### YOUR TASK
Output each entry verbatim and exclude every picture from it.

(Dataset records)
################

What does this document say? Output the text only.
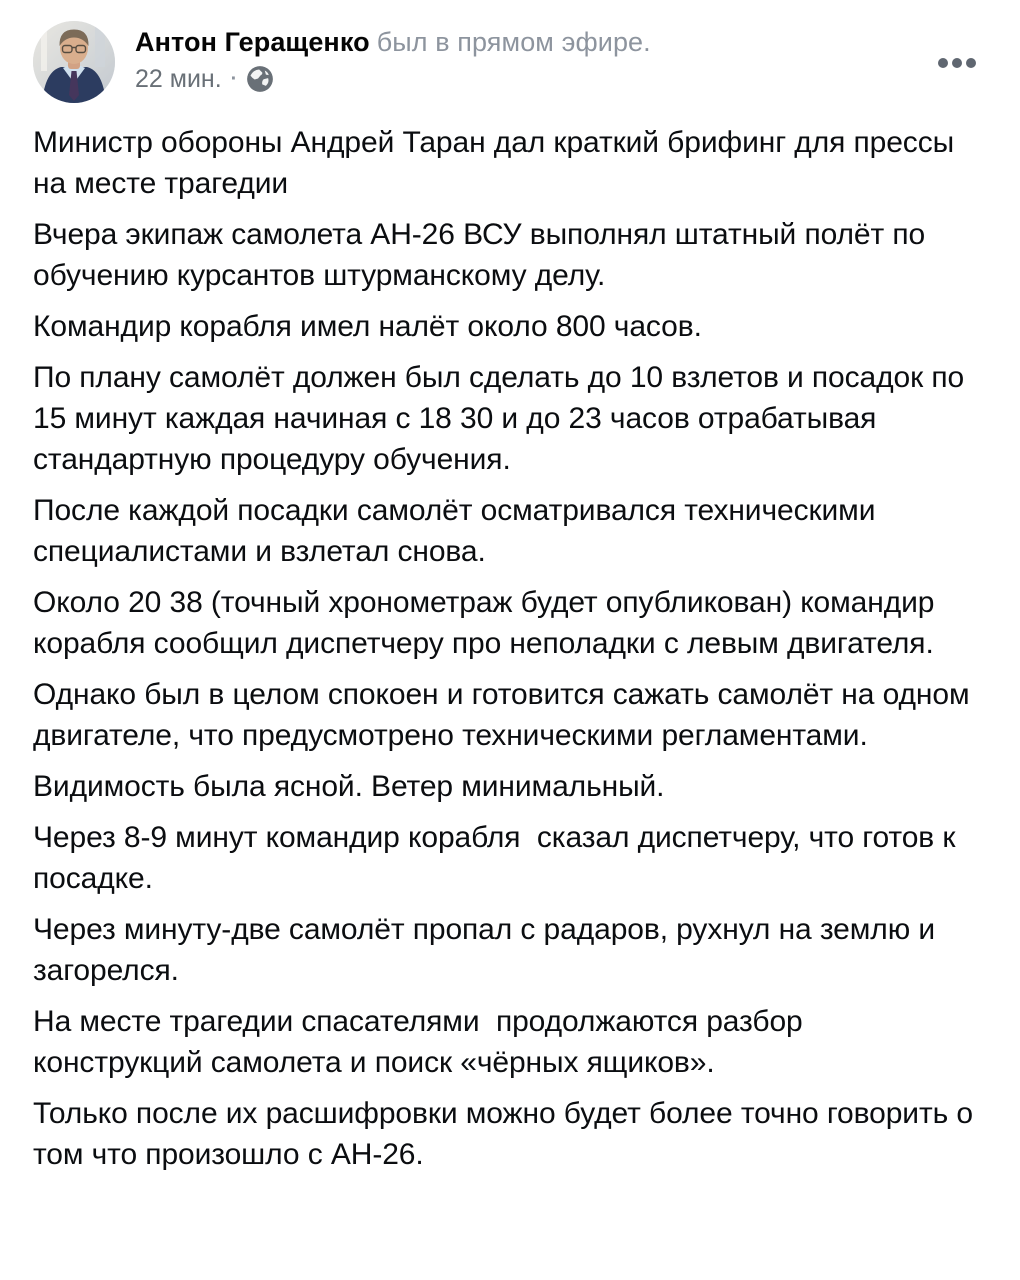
Антон Геращенко был в прямом эфире.
22 мин. ·

Министр обороны Андрей Таран дал краткий брифинг для прессы на месте трагедии

Вчера экипаж самолета АН-26 ВСУ выполнял штатный полёт по обучению курсантов штурманскому делу.

Командир корабля имел налёт около 800 часов.

По плану самолёт должен был сделать до 10 взлетов и посадок по 15 минут каждая начиная с 18 30 и до 23 часов отрабатывая стандартную процедуру обучения.

После каждой посадки самолёт осматривался техническими специалистами и взлетал снова.

Около 20 38 (точный хронометраж будет опубликован) командир корабля сообщил диспетчеру про неполадки с левым двигателя.

Однако был в целом спокоен и готовится сажать самолёт на одном двигателе, что предусмотрено техническими регламентами.

Видимость была ясной. Ветер минимальный.

Через 8-9 минут командир корабля  сказал диспетчеру, что готов к посадке.

Через минуту-две самолёт пропал с радаров, рухнул на землю и загорелся.

На месте трагедии спасателями  продолжаются разбор конструкций самолета и поиск «чёрных ящиков».

Только после их расшифровки можно будет более точно говорить о том что произошло с АН-26.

################

### SOLUTION FOR THIS EXERCISE
What does this document say? Output the text only.
Антон Геращенко был в прямом эфире.
22 мин. ·

Министр обороны Андрей Таран дал краткий брифинг для прессы на месте трагедии

Вчера экипаж самолета АН-26 ВСУ выполнял штатный полёт по обучению курсантов штурманскому делу.

Командир корабля имел налёт около 800 часов.

По плану самолёт должен был сделать до 10 взлетов и посадок по 15 минут каждая начиная с 18 30 и до 23 часов отрабатывая стандартную процедуру обучения.

После каждой посадки самолёт осматривался техническими специалистами и взлетал снова.

Около 20 38 (точный хронометраж будет опубликован) командир корабля сообщил диспетчеру про неполадки с левым двигателя.

Однако был в целом спокоен и готовится сажать самолёт на одном двигателе, что предусмотрено техническими регламентами.

Видимость была ясной. Ветер минимальный.

Через 8-9 минут командир корабля  сказал диспетчеру, что готов к посадке.

Через минуту-две самолёт пропал с радаров, рухнул на землю и загорелся.

На месте трагедии спасателями  продолжаются разбор конструкций самолета и поиск «чёрных ящиков».

Только после их расшифровки можно будет более точно говорить о том что произошло с АН-26.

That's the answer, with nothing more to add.